> _Recorded information_
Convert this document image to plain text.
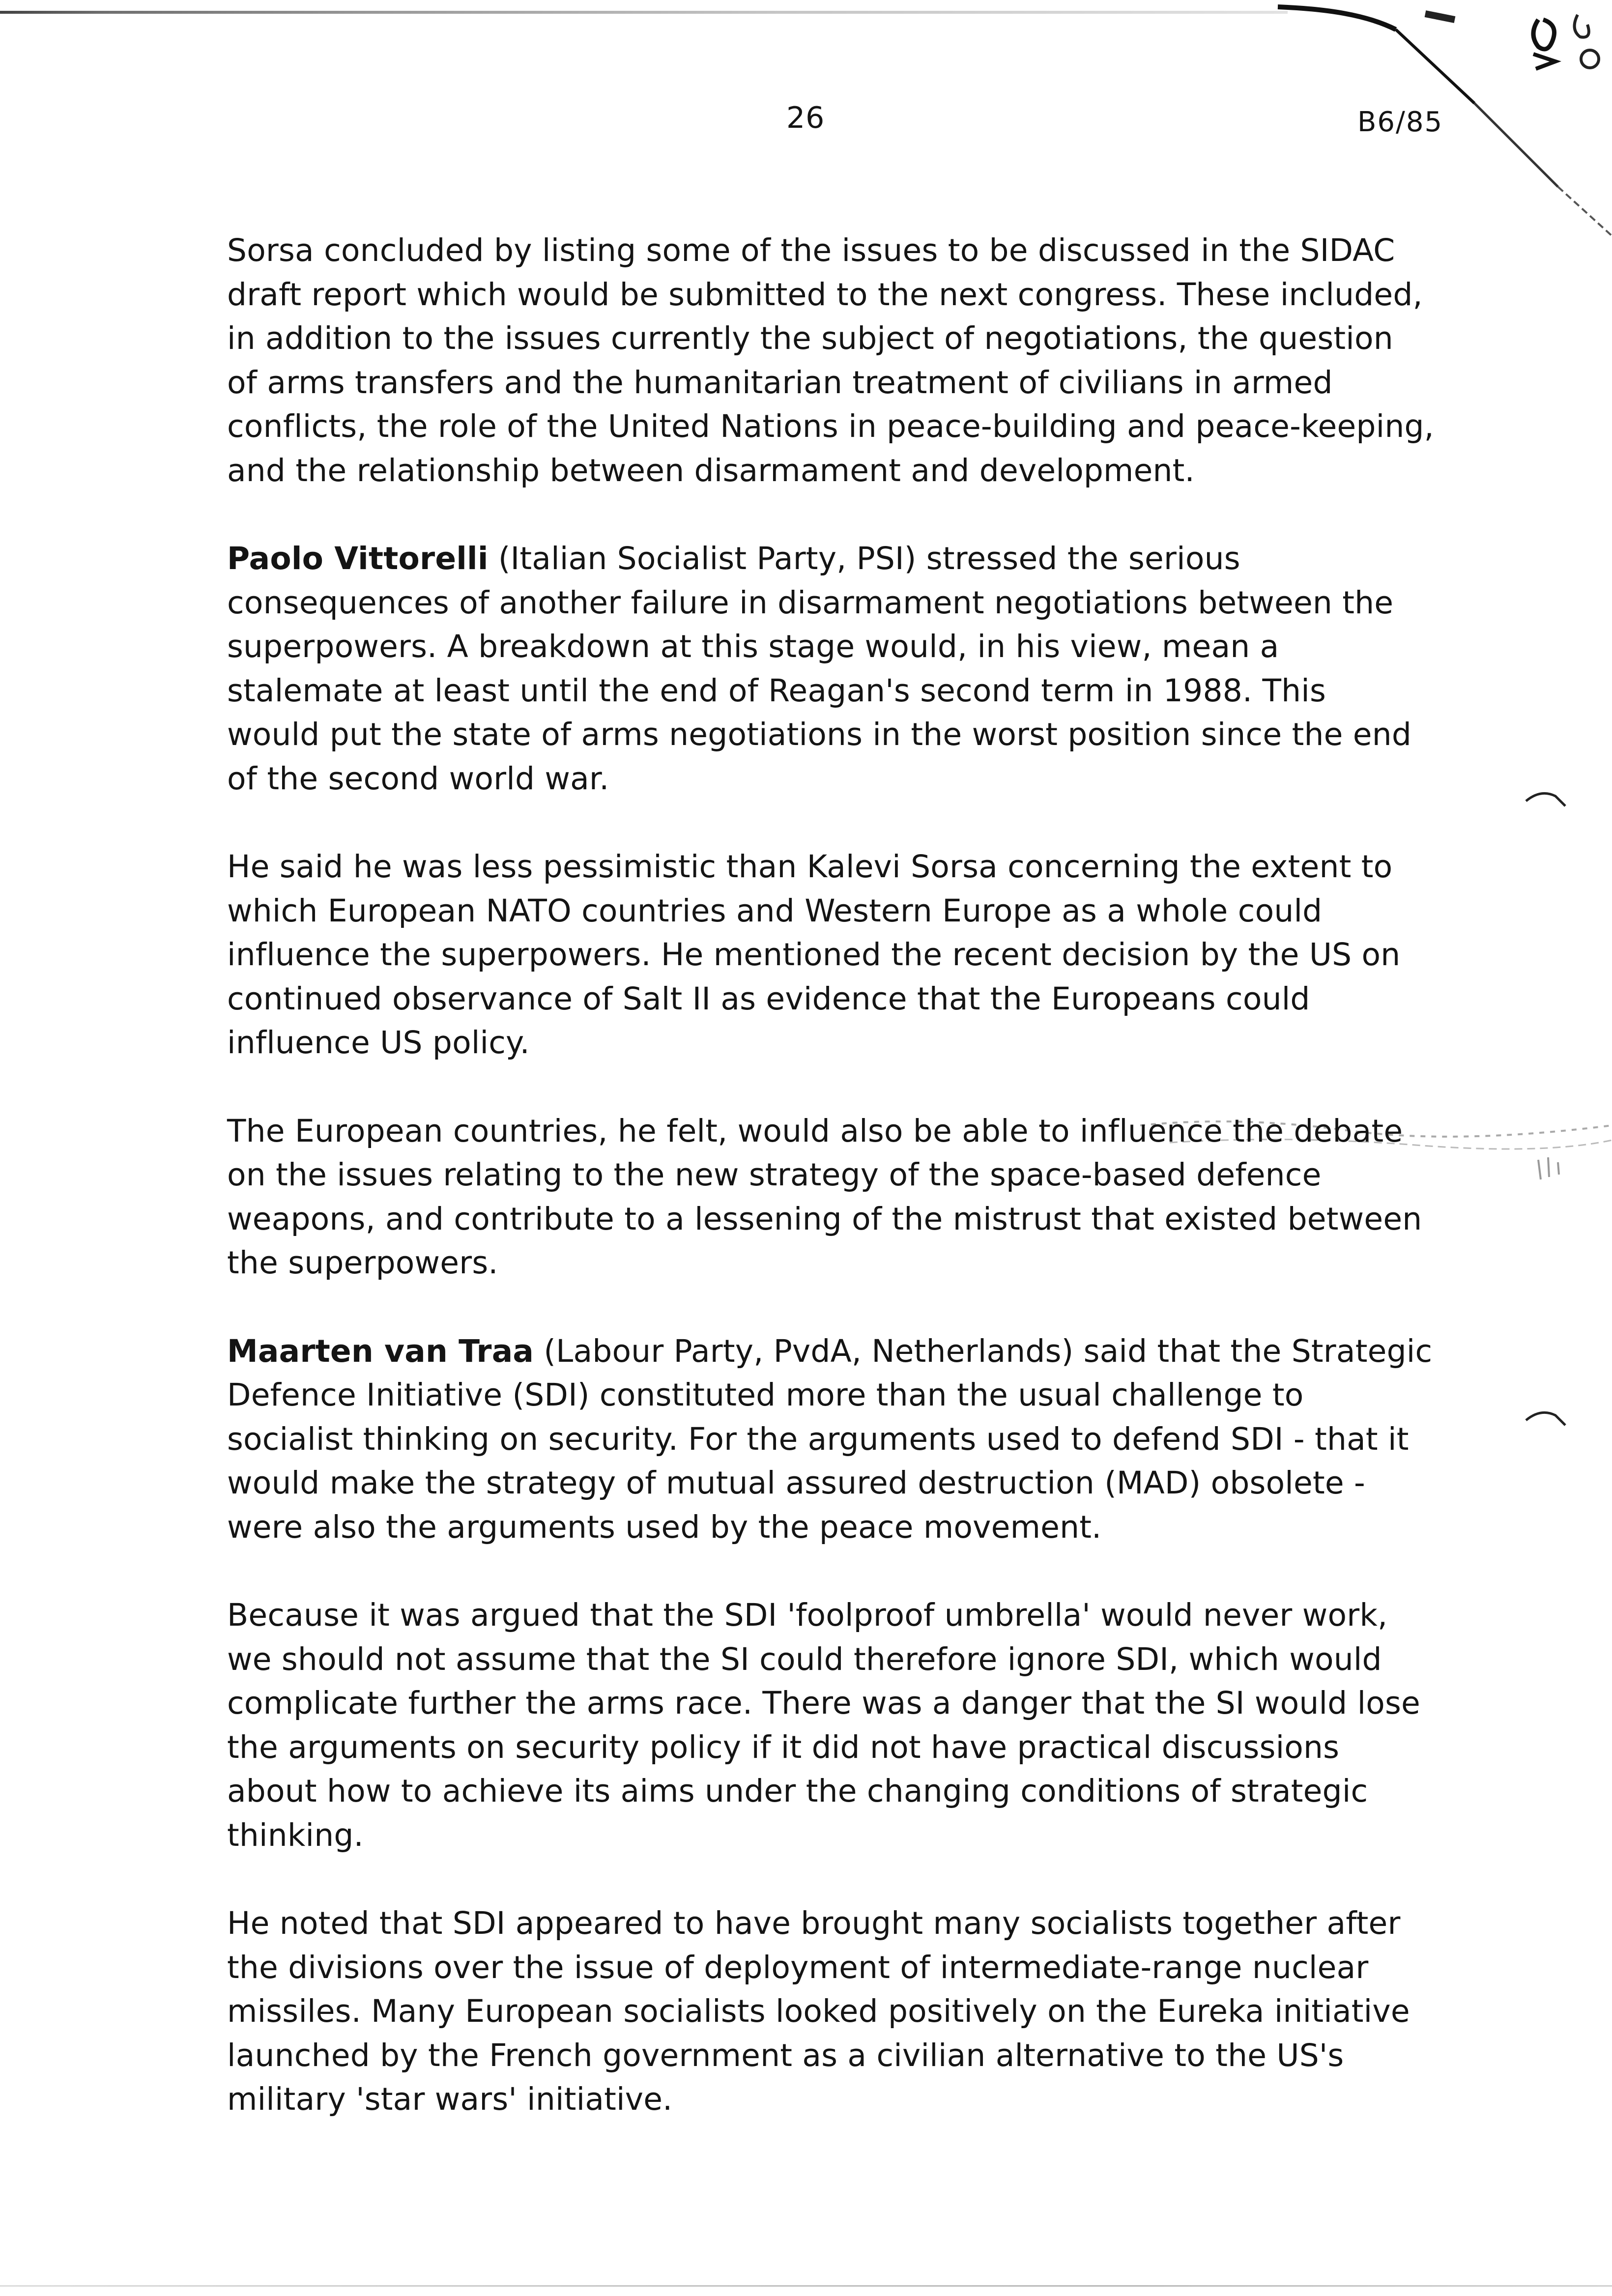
26	B6/85

Sorsa concluded by listing some of the issues to be discussed in the SIDAC
draft report which would be submitted to the next congress. These included,
in addition to the issues currently the subject of negotiations, the question
of arms transfers and the humanitarian treatment of civilians in armed
conflicts, the role of the United Nations in peace-building and peace-keeping,
and the relationship between disarmament and development.

Paolo Vittorelli (Italian Socialist Party, PSI) stressed the serious
consequences of another failure in disarmament negotiations between the
superpowers. A breakdown at this stage would, in his view, mean a
stalemate at least until the end of Reagan's second term in 1988. This
would put the state of arms negotiations in the worst position since the end
of the second world war.

He said he was less pessimistic than Kalevi Sorsa concerning the extent to
which European NATO countries and Western Europe as a whole could
influence the superpowers. He mentioned the recent decision by the US on
continued observance of Salt II as evidence that the Europeans could
influence US policy.

The European countries, he felt, would also be able to influence the debate
on the issues relating to the new strategy of the space-based defence
weapons, and contribute to a lessening of the mistrust that existed between
the superpowers.

Maarten van Traa (Labour Party, PvdA, Netherlands) said that the Strategic
Defence Initiative (SDI) constituted more than the usual challenge to
socialist thinking on security. For the arguments used to defend SDI - that it
would make the strategy of mutual assured destruction (MAD) obsolete -
were also the arguments used by the peace movement.

Because it was argued that the SDI 'foolproof umbrella' would never work,
we should not assume that the SI could therefore ignore SDI, which would
complicate further the arms race. There was a danger that the SI would lose
the arguments on security policy if it did not have practical discussions
about how to achieve its aims under the changing conditions of strategic
thinking.

He noted that SDI appeared to have brought many socialists together after
the divisions over the issue of deployment of intermediate-range nuclear
missiles. Many European socialists looked positively on the Eureka initiative
launched by the French government as a civilian alternative to the US's
military 'star wars' initiative.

> _Do this_
State how many lines above include the word "countries", and nothing more.

> _Solved problem_
2